### WHAT YOU WILL DO
1 - For each statement below, decide whether the passage on employment status under Ohio law supports it. Answer yes or no, and quote the words of the passage that decide it. (a) Bostic v. Connor was decided in 1988. (b) Ohio Adm. Code 4141-3-05 lists fifteen factors that may evidence direction or control. (c) Courts are required to use the factors in Ohio Adm. Code 4141-3-05(B).
2 - The passage on employment status under Ohio law quotes a list of indicia for deciding who has the right to control the work. List every one of them.
3 - Carry the passage on employment status under Ohio law forward from its final sentence.

::: DOCUMENT SEGMENT

The Ohio Supreme Court has stated:
"Whether one is an independent contractor or in service depends on the facts of each case. The principal test applied to determine the character of the arrangement is that if the employer reserves the right to control the manner or means of doing the work, the relation created is that of master and servant, while if the manner or means of doing the work or job is left to one who is responsible to the employer only for the result, an independent contractor relationship is thereby created."Bostic v. Connor (1988), 37 Ohio St.3d 144, 146.
To determine who has the right to control the work in question, the individual facts of each case must be examined. Id. The factors to be considered include, but are not limited to, ". . .such indicia as who controls the details and quality of the work; who controls the hours worked; who selects the materials, tools and personnel used; who selects the routes traveled; the length of employment; the type of business; the method of payment; and any pertinent agreements or contracts." Id., 146.
R.C. § 4141.01(B)(1) defines "employment" as:
"[S]ervice performed by an individual for remuneration under any contract of hire * * * unless it is shown to the satisfaction of the administrator that such individual has been and will continue to be free from direction and control over the performance of such service, both under a contract of service and in fact. The administrator shall adopt rules to define `direction or control.'"
The administrator's rules are contained in Ohio Adm. Code 4141-3-05, Definition of Employment, which lists twenty factors which may evidence direction or control. These factors set out in Ohio Adm. Code 4141-3-05(B) are to be used by the OBES administrator, but they are not necessarily the factors utilized by courts in determining whether reasonable minds could find that a claimant was or was not subject to direction and control over the performance of his services. Butts v. OBES (Aug. 19, 1999), Columbiana App. No. 98 CO 7, unreported, *4. The code is permissive and states that, "[d]irection or control may be evidenced by," the factors. Id.

::::::
::: SUPPLIED ENTRIES

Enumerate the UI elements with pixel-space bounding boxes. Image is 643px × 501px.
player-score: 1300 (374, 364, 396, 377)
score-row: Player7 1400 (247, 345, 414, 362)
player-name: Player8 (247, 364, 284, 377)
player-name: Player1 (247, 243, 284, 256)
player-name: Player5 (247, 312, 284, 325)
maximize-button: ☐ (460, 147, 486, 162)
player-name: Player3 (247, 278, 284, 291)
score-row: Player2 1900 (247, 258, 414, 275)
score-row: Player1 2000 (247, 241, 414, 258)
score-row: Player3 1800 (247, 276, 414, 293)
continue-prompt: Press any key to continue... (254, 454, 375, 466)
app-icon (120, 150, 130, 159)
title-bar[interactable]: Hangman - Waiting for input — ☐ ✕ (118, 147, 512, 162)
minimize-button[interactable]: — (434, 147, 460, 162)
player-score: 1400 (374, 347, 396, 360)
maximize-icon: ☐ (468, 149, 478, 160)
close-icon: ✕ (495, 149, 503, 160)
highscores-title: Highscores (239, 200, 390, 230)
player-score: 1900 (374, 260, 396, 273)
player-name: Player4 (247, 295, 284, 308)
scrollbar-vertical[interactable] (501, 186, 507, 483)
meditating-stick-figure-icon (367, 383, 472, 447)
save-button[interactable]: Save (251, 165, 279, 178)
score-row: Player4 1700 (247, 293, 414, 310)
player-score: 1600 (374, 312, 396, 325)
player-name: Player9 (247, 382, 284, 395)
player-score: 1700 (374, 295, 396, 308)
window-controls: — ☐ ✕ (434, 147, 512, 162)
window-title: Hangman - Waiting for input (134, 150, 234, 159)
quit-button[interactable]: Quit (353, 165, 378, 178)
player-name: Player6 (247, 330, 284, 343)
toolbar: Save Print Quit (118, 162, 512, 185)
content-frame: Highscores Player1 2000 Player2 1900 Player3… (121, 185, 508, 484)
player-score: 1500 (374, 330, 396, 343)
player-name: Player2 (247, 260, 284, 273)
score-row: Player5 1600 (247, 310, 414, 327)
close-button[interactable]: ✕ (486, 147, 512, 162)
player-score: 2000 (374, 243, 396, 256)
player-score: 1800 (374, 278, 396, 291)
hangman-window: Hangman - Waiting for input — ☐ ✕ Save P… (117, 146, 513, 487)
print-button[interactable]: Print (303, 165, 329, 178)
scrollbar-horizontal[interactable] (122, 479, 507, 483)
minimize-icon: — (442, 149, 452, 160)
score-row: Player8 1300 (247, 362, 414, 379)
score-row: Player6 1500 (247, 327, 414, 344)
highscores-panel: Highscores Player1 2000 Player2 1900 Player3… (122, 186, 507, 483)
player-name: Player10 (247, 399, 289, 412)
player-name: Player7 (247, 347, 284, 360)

::::::

### TASK RESPONSES
1 -
(a) Yes: "Bostic v. Connor (1988), 37 Ohio St.3d 144, 146."
(b) No: "lists twenty factors which may evidence direction or control"
(c) No: "they are not necessarily the factors utilized by courts"

2 -
1. Who controls the details and quality of the work
2. Who controls the hours worked
3. Who selects the materials, tools and personnel used
4. Who selects the routes traveled
5. The length of employment
6. The type of business
7. The method of payment
8. Any pertinent agreements or contracts

3 -
Although our standard of review of the present matter is clear, we are unable to review the facts of this case to determine whether the trial court properly upheld the decision of the Commission. A transcript of the administrative hearing was not filed with the trial court, despite repeated references made to such transcript. Moreover, Appellant has filed with this Court neither a transcript of those proceedings pursuant to App.R. 9(B), nor an alternative record pursuant to App.R. 9(C)(D). It is well established that the duty to provide a transcript for appellate review falls upon the appellant because an appellant bears the burden of showing error by references to matters in the record. Knapp v. Edwards Laboratories (1980), 61 Ohio St.2d 197, 199. "When portions of the transcript necessary for resolution of assigned errors are omitted from the record, the reviewing court has nothing to pass upon and thus, as to those assigned errors, the court has no choice but to presume the validity of the lower court's proceedings, and affirm." Id. at 199.
Here, Appellant asks us to review whether the trial court's judgment is supported by the evidence. Since there is no record of that evidence, we must presume that the trial court's judgment was valid. Accordingly, we are compelled to hold that Appellants assignment of error lacks merit and to affirm the judgment of the trial court.
Cox, P.J., concurs.
Donofrio, J., concurs; see concurring opinion.
I agree with the majority's conclusion that appellant failed in its duty to provide the court with a transcript of the administrative hearing. The majority goes on to also conclude that since the appellant failed to provide the court with a transcript of the administrative hearing in question, there was an insufficient record for this court to review appellant's assignment of error. However, I believe that there are sufficient findings of fact in the magistrate's decision and facts agreed upon in the parties' briefs for this court to conduct a limited review.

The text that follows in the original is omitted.